Exercise task>
Retype all the entries word for word, but omit the pictures.

[BEGIN Extracted records]

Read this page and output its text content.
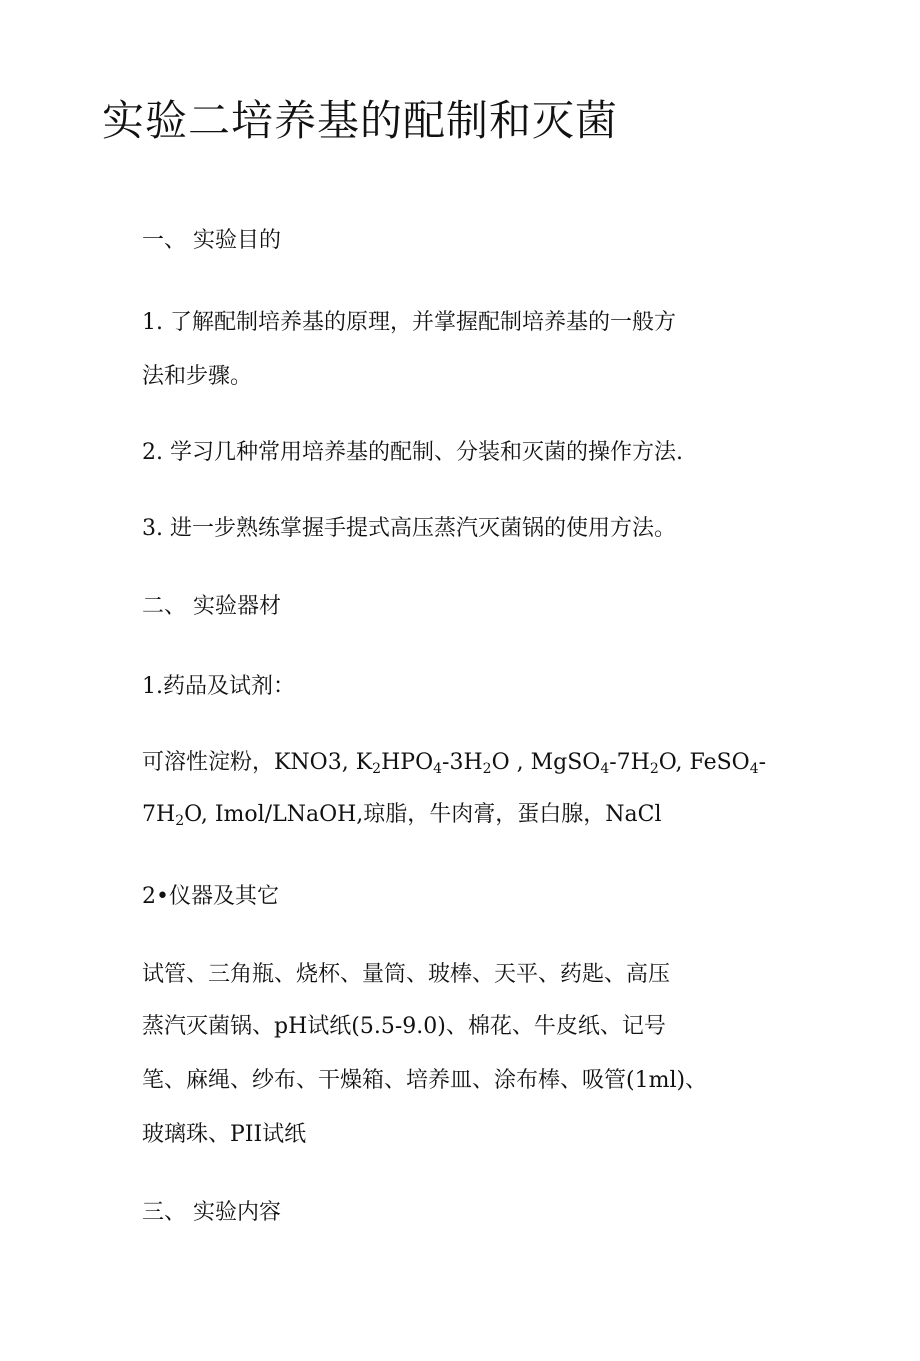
实验二培养基的配制和灭菌

一、 实验目的

1. 了解配制培养基的原理，并掌握配制培养基的一般方

法和步骤。

2. 学习几种常用培养基的配制、分装和灭菌的操作方法.

3. 进一步熟练掌握手提式高压蒸汽灭菌锅的使用方法。

二、 实验器材

1.药品及试剂：

可溶性淀粉，KNO3, $K_2HPO_4-3H_2O$ , $MgSO_4-7H_2O$, FeSO$_4$-

$7H_2O$, Imol/LNaOH,琼脂，牛肉膏，蛋白腺，NaCl

2•仪器及其它

试管、三角瓶、烧杯、量筒、玻棒、天平、药匙、高压

蒸汽灭菌锅、pH试纸(5.5-9.0)、棉花、牛皮纸、记号

笔、麻绳、纱布、干燥箱、培养皿、涂布棒、吸管(1ml)、

玻璃珠、PII试纸

三、 实验内容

[END Extracted records]

In response>
Read this page and output its text content.
实验二培养基的配制和灭菌

一、 实验目的

1. 了解配制培养基的原理，并掌握配制培养基的一般方

法和步骤。

2. 学习几种常用培养基的配制、分装和灭菌的操作方法.

3. 进一步熟练掌握手提式高压蒸汽灭菌锅的使用方法。

二、 实验器材

1.药品及试剂：

可溶性淀粉，KNO3, $K_2HPO_4-3H_2O$ , $MgSO_4-7H_2O$, FeSO$_4$-

$7H_2O$, Imol/LNaOH,琼脂，牛肉膏，蛋白腺，NaCl

2•仪器及其它

试管、三角瓶、烧杯、量筒、玻棒、天平、药匙、高压

蒸汽灭菌锅、pH试纸(5.5-9.0)、棉花、牛皮纸、记号

笔、麻绳、纱布、干燥箱、培养皿、涂布棒、吸管(1ml)、

玻璃珠、PII试纸

三、 实验内容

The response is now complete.